SHORT EXERCISE: Retype all of the data. Every line must match exactly.

─── ENTRIES SHOWN ───

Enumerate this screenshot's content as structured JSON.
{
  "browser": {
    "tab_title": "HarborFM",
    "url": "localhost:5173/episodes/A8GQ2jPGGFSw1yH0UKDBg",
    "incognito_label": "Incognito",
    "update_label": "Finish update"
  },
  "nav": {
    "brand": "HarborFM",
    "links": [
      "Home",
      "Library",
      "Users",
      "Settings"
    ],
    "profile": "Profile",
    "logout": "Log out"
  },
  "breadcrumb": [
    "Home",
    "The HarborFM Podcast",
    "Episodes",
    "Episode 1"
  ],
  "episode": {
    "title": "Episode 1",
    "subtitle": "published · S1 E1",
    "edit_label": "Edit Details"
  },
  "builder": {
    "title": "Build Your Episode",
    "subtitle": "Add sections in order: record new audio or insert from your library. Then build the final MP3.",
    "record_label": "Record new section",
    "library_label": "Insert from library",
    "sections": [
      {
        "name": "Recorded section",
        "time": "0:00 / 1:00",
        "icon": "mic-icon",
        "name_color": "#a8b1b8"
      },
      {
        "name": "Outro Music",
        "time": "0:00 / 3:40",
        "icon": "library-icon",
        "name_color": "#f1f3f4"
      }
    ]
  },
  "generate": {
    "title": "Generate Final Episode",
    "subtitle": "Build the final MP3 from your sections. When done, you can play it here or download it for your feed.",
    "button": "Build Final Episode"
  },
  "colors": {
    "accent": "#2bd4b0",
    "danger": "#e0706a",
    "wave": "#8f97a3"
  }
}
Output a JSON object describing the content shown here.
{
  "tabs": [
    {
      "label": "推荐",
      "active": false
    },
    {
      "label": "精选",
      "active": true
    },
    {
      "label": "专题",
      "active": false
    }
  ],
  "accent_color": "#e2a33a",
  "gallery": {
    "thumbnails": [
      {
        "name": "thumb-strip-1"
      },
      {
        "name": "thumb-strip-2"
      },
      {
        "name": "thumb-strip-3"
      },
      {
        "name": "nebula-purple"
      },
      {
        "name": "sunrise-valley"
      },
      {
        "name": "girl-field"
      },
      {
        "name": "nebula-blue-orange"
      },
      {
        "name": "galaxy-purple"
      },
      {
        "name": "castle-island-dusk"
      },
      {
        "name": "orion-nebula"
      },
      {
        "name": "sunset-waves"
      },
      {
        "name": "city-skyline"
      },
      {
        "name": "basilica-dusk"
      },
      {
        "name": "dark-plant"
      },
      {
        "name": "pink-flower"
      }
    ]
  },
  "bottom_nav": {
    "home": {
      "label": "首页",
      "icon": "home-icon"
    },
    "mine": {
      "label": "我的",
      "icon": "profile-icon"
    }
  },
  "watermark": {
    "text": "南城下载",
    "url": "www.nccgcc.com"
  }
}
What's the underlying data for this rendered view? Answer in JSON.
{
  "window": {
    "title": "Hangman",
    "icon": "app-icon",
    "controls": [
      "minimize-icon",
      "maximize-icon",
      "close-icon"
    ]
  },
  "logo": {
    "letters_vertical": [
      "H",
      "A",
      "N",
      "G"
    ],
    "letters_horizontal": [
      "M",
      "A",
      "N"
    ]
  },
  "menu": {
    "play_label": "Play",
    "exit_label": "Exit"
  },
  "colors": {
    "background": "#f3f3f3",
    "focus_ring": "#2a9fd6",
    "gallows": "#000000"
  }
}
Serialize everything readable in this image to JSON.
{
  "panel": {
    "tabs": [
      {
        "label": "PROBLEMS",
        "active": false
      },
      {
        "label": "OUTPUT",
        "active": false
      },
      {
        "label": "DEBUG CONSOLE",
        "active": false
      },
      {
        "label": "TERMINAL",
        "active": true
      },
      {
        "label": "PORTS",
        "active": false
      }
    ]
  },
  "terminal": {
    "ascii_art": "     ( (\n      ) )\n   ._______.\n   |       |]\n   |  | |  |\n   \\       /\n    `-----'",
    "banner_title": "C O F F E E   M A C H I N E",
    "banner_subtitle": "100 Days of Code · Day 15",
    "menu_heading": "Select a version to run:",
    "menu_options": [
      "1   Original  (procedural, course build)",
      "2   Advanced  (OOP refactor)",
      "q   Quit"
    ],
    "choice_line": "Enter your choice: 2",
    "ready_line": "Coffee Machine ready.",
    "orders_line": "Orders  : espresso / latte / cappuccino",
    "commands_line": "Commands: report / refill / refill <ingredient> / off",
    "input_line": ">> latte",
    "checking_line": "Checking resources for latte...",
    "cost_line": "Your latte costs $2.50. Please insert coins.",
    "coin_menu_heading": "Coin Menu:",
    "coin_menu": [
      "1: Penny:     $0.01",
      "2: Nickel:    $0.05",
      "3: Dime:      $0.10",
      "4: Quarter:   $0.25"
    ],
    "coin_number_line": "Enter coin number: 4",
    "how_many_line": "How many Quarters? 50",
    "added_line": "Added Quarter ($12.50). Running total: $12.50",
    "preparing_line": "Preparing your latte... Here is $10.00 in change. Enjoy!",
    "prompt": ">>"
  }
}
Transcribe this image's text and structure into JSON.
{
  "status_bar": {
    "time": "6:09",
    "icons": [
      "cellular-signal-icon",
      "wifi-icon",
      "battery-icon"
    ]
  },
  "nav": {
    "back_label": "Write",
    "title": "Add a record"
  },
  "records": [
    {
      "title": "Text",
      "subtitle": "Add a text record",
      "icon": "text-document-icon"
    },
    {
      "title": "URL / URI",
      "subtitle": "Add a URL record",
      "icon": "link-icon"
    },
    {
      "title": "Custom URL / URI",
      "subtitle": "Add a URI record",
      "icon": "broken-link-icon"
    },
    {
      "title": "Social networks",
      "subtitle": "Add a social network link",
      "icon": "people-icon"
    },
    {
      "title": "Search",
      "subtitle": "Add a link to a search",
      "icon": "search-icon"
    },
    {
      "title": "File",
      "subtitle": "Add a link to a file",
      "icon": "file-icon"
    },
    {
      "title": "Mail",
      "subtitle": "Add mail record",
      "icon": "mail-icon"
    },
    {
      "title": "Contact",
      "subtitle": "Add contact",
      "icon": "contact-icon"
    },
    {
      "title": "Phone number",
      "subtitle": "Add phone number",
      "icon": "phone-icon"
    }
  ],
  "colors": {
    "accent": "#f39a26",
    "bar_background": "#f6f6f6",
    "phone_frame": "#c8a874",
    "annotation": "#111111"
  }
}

───

WRITTEN ANSWER:
Enumerate this screenshot's content as structured JSON.
{
  "browser": {
    "tab_title": "HarborFM",
    "url": "localhost:5173/episodes/A8GQ2jPGGFSw1yH0UKDBg",
    "incognito_label": "Incognito",
    "update_label": "Finish update"
  },
  "nav": {
    "brand": "HarborFM",
    "links": [
      "Home",
      "Library",
      "Users",
      "Settings"
    ],
    "profile": "Profile",
    "logout": "Log out"
  },
  "breadcrumb": [
    "Home",
    "The HarborFM Podcast",
    "Episodes",
    "Episode 1"
  ],
  "episode": {
    "title": "Episode 1",
    "subtitle": "published · S1 E1",
    "edit_label": "Edit Details"
  },
  "builder": {
    "title": "Build Your Episode",
    "subtitle": "Add sections in order: record new audio or insert from your library. Then build the final MP3.",
    "record_label": "Record new section",
    "library_label": "Insert from library",
    "sections": [
      {
        "name": "Recorded section",
        "time": "0:00 / 1:00",
        "icon": "mic-icon",
        "name_color": "#a8b1b8"
      },
      {
        "name": "Outro Music",
        "time": "0:00 / 3:40",
        "icon": "library-icon",
        "name_color": "#f1f3f4"
      }
    ]
  },
  "generate": {
    "title": "Generate Final Episode",
    "subtitle": "Build the final MP3 from your sections. When done, you can play it here or download it for your feed.",
    "button": "Build Final Episode"
  },
  "colors": {
    "accent": "#2bd4b0",
    "danger": "#e0706a",
    "wave": "#8f97a3"
  }
}
Output a JSON object describing the content shown here.
{
  "tabs": [
    {
      "label": "推荐",
      "active": false
    },
    {
      "label": "精选",
      "active": true
    },
    {
      "label": "专题",
      "active": false
    }
  ],
  "accent_color": "#e2a33a",
  "gallery": {
    "thumbnails": [
      {
        "name": "thumb-strip-1"
      },
      {
        "name": "thumb-strip-2"
      },
      {
        "name": "thumb-strip-3"
      },
      {
        "name": "nebula-purple"
      },
      {
        "name": "sunrise-valley"
      },
      {
        "name": "girl-field"
      },
      {
        "name": "nebula-blue-orange"
      },
      {
        "name": "galaxy-purple"
      },
      {
        "name": "castle-island-dusk"
      },
      {
        "name": "orion-nebula"
      },
      {
        "name": "sunset-waves"
      },
      {
        "name": "city-skyline"
      },
      {
        "name": "basilica-dusk"
      },
      {
        "name": "dark-plant"
      },
      {
        "name": "pink-flower"
      }
    ]
  },
  "bottom_nav": {
    "home": {
      "label": "首页",
      "icon": "home-icon"
    },
    "mine": {
      "label": "我的",
      "icon": "profile-icon"
    }
  },
  "watermark": {
    "text": "南城下载",
    "url": "www.nccgcc.com"
  }
}
What's the underlying data for this rendered view? Answer in JSON.
{
  "window": {
    "title": "Hangman",
    "icon": "app-icon",
    "controls": [
      "minimize-icon",
      "maximize-icon",
      "close-icon"
    ]
  },
  "logo": {
    "letters_vertical": [
      "H",
      "A",
      "N",
      "G"
    ],
    "letters_horizontal": [
      "M",
      "A",
      "N"
    ]
  },
  "menu": {
    "play_label": "Play",
    "exit_label": "Exit"
  },
  "colors": {
    "background": "#f3f3f3",
    "focus_ring": "#2a9fd6",
    "gallows": "#000000"
  }
}
Serialize everything readable in this image to JSON.
{
  "panel": {
    "tabs": [
      {
        "label": "PROBLEMS",
        "active": false
      },
      {
        "label": "OUTPUT",
        "active": false
      },
      {
        "label": "DEBUG CONSOLE",
        "active": false
      },
      {
        "label": "TERMINAL",
        "active": true
      },
      {
        "label": "PORTS",
        "active": false
      }
    ]
  },
  "terminal": {
    "ascii_art": "     ( (\n      ) )\n   ._______.\n   |       |]\n   |  | |  |\n   \\       /\n    `-----'",
    "banner_title": "C O F F E E   M A C H I N E",
    "banner_subtitle": "100 Days of Code · Day 15",
    "menu_heading": "Select a version to run:",
    "menu_options": [
      "1   Original  (procedural, course build)",
      "2   Advanced  (OOP refactor)",
      "q   Quit"
    ],
    "choice_line": "Enter your choice: 2",
    "ready_line": "Coffee Machine ready.",
    "orders_line": "Orders  : espresso / latte / cappuccino",
    "commands_line": "Commands: report / refill / refill <ingredient> / off",
    "input_line": ">> latte",
    "checking_line": "Checking resources for latte...",
    "cost_line": "Your latte costs $2.50. Please insert coins.",
    "coin_menu_heading": "Coin Menu:",
    "coin_menu": [
      "1: Penny:     $0.01",
      "2: Nickel:    $0.05",
      "3: Dime:      $0.10",
      "4: Quarter:   $0.25"
    ],
    "coin_number_line": "Enter coin number: 4",
    "how_many_line": "How many Quarters? 50",
    "added_line": "Added Quarter ($12.50). Running total: $12.50",
    "preparing_line": "Preparing your latte... Here is $10.00 in change. Enjoy!",
    "prompt": ">>"
  }
}
Transcribe this image's text and structure into JSON.
{
  "status_bar": {
    "time": "6:09",
    "icons": [
      "cellular-signal-icon",
      "wifi-icon",
      "battery-icon"
    ]
  },
  "nav": {
    "back_label": "Write",
    "title": "Add a record"
  },
  "records": [
    {
      "title": "Text",
      "subtitle": "Add a text record",
      "icon": "text-document-icon"
    },
    {
      "title": "URL / URI",
      "subtitle": "Add a URL record",
      "icon": "link-icon"
    },
    {
      "title": "Custom URL / URI",
      "subtitle": "Add a URI record",
      "icon": "broken-link-icon"
    },
    {
      "title": "Social networks",
      "subtitle": "Add a social network link",
      "icon": "people-icon"
    },
    {
      "title": "Search",
      "subtitle": "Add a link to a search",
      "icon": "search-icon"
    },
    {
      "title": "File",
      "subtitle": "Add a link to a file",
      "icon": "file-icon"
    },
    {
      "title": "Mail",
      "subtitle": "Add mail record",
      "icon": "mail-icon"
    },
    {
      "title": "Contact",
      "subtitle": "Add contact",
      "icon": "contact-icon"
    },
    {
      "title": "Phone number",
      "subtitle": "Add phone number",
      "icon": "phone-icon"
    }
  ],
  "colors": {
    "accent": "#f39a26",
    "bar_background": "#f6f6f6",
    "phone_frame": "#c8a874",
    "annotation": "#111111"
  }
}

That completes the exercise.